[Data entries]
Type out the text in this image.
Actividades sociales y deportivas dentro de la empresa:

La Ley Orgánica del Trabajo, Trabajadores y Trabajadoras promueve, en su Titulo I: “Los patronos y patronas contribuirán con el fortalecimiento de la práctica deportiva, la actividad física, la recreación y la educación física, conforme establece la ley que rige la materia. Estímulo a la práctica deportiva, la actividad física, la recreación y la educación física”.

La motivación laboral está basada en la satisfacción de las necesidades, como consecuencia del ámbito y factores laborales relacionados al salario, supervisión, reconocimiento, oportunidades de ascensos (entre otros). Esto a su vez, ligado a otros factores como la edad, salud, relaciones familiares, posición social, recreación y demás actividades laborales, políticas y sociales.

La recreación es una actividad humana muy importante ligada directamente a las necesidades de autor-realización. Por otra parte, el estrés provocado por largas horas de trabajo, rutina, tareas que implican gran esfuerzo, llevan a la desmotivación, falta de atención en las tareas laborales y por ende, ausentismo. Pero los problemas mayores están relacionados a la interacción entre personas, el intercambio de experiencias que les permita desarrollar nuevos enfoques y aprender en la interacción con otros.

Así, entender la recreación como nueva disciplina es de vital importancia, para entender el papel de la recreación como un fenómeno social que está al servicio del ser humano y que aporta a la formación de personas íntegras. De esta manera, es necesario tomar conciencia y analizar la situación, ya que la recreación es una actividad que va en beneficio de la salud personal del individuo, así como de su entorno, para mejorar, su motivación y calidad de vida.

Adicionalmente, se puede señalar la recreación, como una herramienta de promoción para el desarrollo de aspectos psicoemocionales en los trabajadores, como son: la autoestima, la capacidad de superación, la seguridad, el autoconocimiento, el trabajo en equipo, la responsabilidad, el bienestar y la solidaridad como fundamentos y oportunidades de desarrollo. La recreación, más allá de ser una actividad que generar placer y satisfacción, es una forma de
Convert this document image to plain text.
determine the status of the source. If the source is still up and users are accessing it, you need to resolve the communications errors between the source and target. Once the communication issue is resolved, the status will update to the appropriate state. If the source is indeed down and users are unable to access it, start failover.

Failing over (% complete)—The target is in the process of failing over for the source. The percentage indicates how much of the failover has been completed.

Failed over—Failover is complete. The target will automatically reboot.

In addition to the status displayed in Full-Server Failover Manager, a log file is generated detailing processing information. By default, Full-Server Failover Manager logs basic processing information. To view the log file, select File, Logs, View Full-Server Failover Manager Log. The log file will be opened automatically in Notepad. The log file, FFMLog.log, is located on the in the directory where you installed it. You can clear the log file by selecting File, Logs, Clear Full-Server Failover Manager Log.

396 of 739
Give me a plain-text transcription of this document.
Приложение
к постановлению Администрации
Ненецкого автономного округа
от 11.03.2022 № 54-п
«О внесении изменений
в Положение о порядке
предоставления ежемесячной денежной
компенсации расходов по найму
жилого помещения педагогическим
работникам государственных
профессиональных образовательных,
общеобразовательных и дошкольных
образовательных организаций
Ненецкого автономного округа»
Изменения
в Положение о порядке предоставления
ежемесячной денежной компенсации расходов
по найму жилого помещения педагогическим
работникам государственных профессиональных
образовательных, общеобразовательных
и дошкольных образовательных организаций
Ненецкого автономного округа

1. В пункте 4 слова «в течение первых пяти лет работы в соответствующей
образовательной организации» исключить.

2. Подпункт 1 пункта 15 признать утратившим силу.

...

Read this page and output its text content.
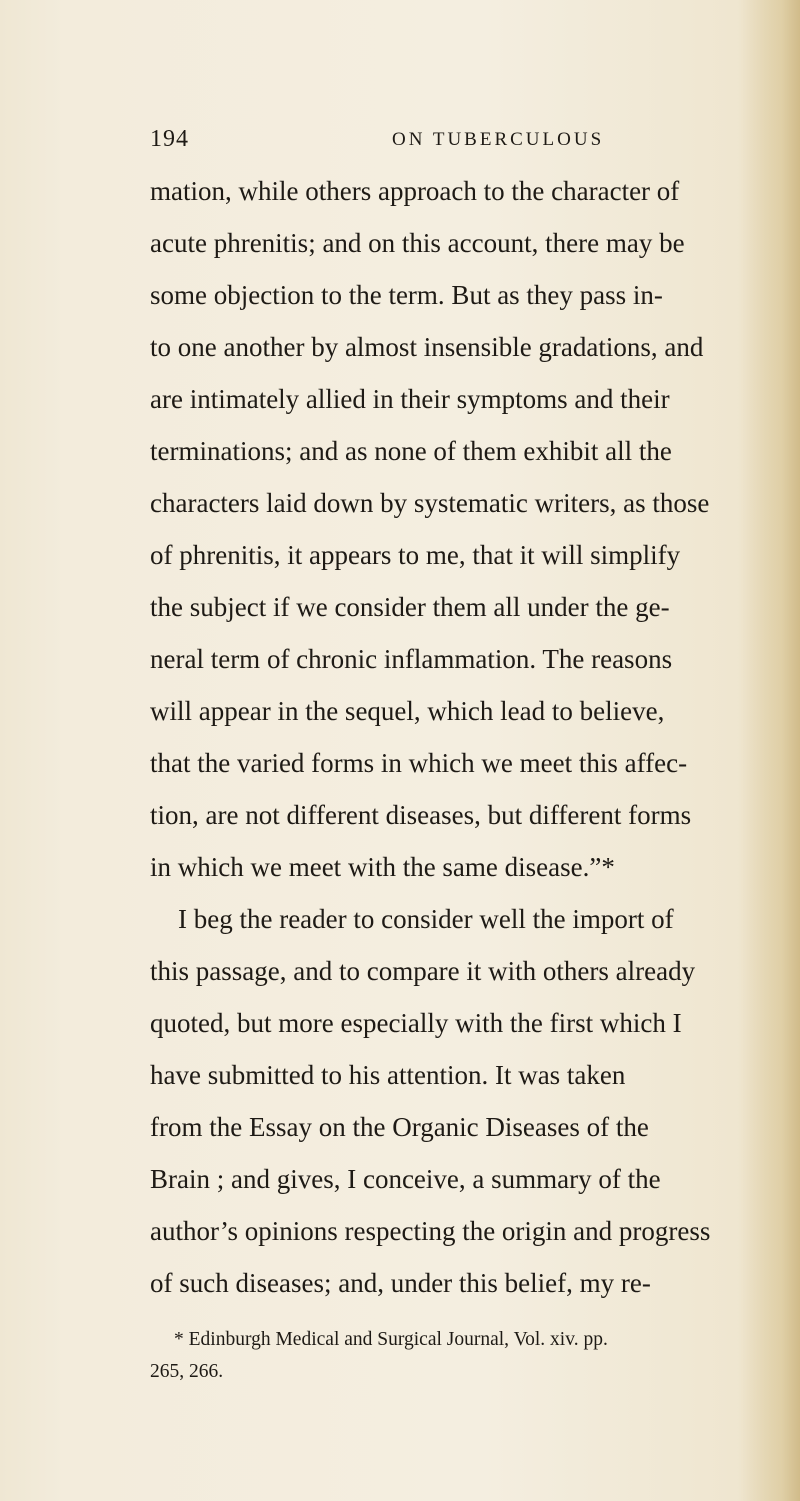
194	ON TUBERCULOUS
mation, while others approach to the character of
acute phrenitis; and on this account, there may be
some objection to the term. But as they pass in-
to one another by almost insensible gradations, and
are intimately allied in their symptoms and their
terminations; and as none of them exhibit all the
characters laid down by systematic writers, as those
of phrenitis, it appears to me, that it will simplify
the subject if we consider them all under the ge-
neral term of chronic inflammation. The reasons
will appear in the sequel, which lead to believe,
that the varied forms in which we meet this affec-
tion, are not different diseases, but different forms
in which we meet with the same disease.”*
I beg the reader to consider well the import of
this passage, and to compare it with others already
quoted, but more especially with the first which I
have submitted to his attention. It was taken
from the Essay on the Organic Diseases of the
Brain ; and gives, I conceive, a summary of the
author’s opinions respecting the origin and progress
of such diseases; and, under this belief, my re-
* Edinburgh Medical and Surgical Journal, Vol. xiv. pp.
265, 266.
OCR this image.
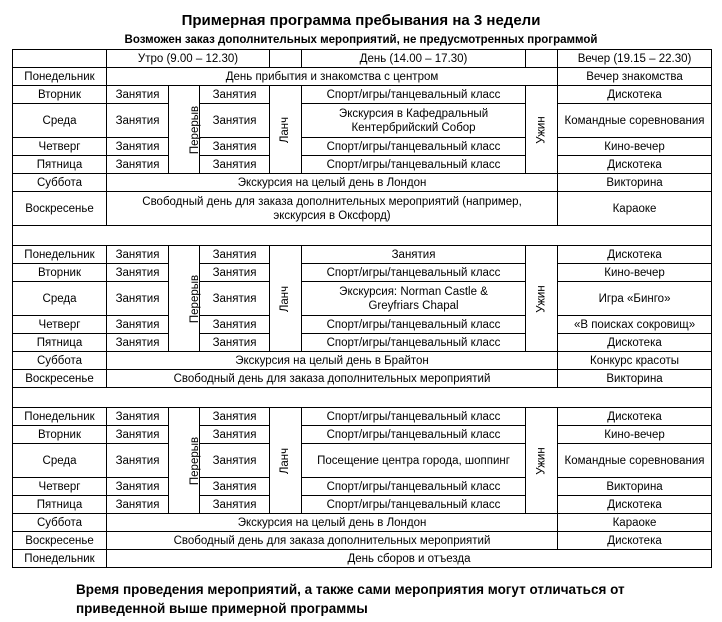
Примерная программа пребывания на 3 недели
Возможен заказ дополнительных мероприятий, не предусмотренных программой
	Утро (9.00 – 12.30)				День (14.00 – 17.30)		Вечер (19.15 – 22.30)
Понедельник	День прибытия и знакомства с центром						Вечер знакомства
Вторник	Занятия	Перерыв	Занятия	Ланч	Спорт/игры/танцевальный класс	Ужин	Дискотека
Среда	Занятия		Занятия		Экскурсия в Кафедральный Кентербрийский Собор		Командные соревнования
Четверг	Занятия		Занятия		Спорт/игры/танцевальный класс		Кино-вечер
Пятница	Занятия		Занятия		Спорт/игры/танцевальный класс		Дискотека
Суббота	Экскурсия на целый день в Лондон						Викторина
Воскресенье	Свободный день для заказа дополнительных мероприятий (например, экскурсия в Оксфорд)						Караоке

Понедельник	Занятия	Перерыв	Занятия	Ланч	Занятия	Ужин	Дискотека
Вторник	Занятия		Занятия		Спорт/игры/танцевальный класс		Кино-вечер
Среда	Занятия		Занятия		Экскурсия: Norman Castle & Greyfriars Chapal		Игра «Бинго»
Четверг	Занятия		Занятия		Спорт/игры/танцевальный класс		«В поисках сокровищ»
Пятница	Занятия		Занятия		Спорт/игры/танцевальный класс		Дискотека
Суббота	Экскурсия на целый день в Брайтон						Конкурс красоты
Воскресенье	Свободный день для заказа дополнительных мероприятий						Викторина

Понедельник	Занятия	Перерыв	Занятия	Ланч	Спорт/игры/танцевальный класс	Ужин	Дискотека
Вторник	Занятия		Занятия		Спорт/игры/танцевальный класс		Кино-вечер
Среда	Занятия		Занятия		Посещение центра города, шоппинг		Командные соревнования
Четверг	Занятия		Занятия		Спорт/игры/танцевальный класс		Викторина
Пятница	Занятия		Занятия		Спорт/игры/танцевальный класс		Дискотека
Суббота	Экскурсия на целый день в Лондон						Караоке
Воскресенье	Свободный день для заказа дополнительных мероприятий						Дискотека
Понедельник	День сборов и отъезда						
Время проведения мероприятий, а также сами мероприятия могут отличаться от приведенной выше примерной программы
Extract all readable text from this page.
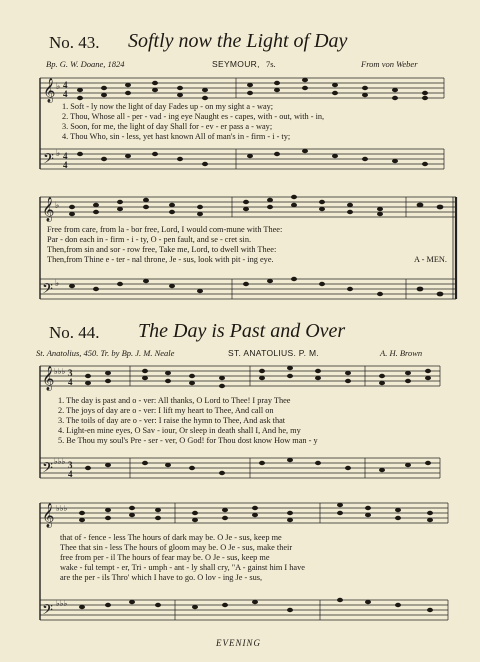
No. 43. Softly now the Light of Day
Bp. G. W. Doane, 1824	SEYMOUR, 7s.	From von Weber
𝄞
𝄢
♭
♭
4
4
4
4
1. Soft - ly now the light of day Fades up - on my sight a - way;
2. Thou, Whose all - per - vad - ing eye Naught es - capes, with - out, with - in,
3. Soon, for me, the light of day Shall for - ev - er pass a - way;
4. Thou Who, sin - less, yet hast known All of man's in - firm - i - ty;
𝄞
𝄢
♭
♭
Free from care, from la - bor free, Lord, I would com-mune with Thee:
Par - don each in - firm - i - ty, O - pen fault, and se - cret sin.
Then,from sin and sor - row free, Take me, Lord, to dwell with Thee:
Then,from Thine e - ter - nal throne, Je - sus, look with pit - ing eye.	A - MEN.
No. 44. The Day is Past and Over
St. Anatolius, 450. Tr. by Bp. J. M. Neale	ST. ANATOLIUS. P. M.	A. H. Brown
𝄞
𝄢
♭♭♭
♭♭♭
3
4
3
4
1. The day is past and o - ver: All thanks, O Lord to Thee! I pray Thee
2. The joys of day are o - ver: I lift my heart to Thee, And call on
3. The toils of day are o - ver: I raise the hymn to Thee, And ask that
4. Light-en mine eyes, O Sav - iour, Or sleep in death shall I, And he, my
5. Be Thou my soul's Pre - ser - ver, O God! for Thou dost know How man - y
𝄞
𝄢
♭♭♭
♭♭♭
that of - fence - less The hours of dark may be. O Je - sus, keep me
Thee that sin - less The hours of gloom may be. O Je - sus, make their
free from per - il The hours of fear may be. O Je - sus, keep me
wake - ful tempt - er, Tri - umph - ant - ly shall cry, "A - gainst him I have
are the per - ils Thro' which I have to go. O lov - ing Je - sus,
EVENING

---

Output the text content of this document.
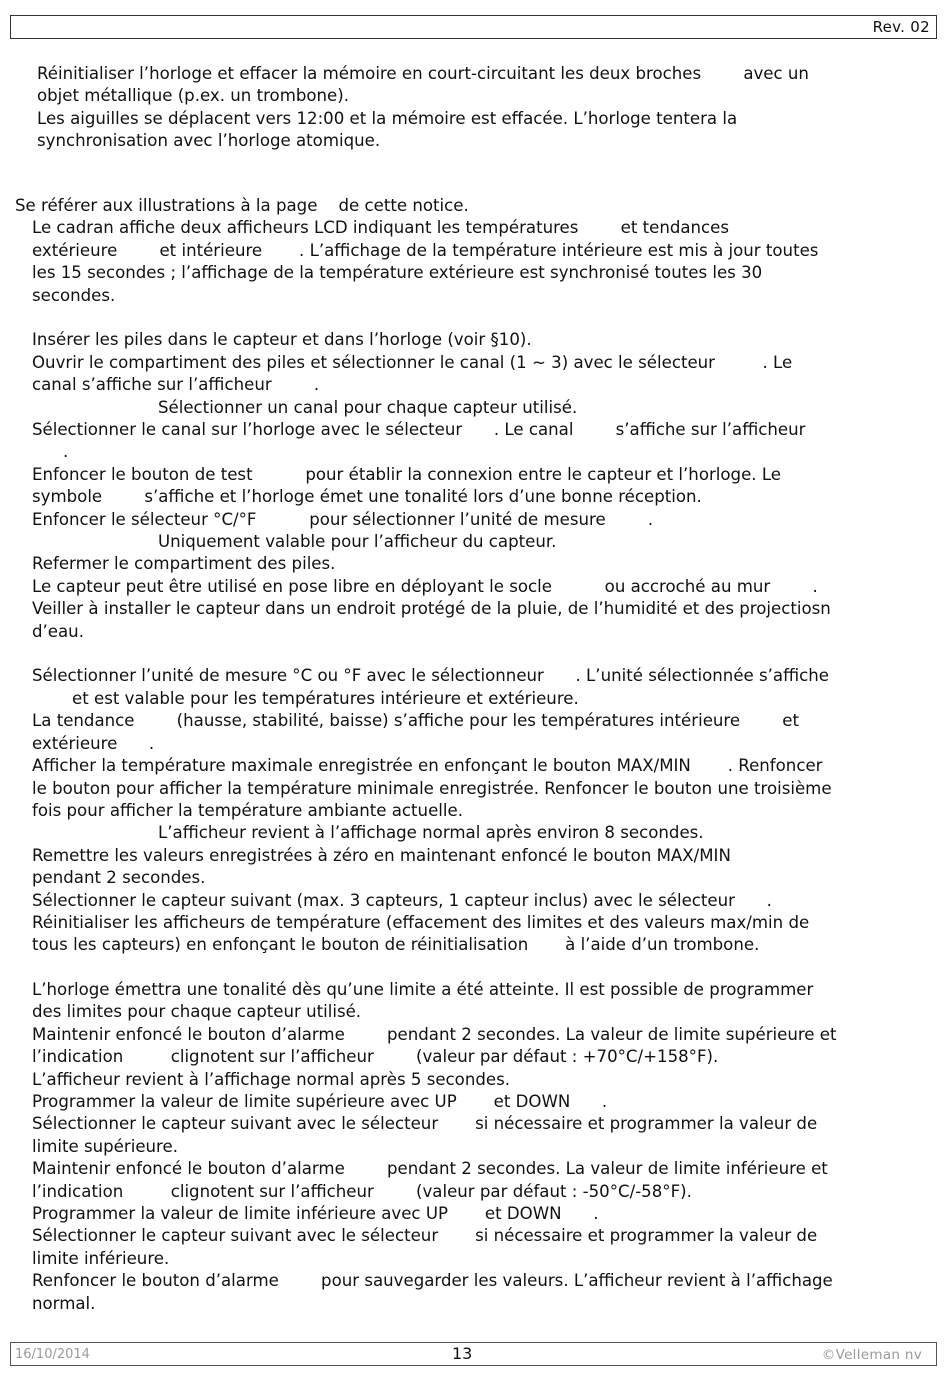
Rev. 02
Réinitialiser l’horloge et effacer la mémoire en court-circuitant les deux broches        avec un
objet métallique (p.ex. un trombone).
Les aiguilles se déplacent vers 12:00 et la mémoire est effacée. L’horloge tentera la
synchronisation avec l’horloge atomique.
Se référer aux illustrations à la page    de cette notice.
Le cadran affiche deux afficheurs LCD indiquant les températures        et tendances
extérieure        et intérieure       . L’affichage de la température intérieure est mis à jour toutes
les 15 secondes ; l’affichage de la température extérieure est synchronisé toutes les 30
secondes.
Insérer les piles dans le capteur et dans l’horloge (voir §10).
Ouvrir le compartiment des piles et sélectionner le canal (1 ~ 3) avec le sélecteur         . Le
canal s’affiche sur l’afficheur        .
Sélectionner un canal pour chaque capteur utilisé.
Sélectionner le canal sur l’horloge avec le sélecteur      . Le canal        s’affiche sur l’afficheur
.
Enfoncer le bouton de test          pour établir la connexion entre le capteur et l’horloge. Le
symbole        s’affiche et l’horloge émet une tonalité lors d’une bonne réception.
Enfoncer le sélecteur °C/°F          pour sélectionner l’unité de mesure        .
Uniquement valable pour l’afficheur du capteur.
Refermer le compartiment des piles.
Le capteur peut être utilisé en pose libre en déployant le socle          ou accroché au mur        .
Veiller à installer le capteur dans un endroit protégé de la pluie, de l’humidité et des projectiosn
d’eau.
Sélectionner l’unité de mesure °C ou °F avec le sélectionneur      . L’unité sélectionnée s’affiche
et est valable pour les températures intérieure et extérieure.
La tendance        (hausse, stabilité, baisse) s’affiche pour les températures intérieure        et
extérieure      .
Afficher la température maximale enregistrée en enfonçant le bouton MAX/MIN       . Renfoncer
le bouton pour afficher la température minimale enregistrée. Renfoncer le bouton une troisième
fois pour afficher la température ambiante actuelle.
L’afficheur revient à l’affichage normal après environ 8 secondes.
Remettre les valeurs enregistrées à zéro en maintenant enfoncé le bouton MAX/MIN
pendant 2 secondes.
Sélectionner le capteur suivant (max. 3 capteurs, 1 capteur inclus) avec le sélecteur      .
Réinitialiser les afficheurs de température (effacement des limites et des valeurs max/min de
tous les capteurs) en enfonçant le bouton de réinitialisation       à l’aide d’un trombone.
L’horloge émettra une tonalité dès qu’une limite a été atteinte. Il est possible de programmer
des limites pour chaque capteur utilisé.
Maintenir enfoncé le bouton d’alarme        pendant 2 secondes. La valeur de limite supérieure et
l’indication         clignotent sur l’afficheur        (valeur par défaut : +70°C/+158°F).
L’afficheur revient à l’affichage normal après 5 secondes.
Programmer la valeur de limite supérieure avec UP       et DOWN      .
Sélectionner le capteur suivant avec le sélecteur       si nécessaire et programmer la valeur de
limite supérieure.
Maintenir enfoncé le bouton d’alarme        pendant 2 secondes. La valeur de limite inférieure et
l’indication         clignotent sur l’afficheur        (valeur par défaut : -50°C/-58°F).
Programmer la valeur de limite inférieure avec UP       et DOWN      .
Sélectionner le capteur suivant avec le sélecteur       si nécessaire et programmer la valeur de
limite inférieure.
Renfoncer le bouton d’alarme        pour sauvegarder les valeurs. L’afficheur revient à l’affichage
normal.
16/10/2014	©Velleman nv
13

Set problem: Your answer should be a single number: the count of lines in the listing that contain the word "canal".

Output: 4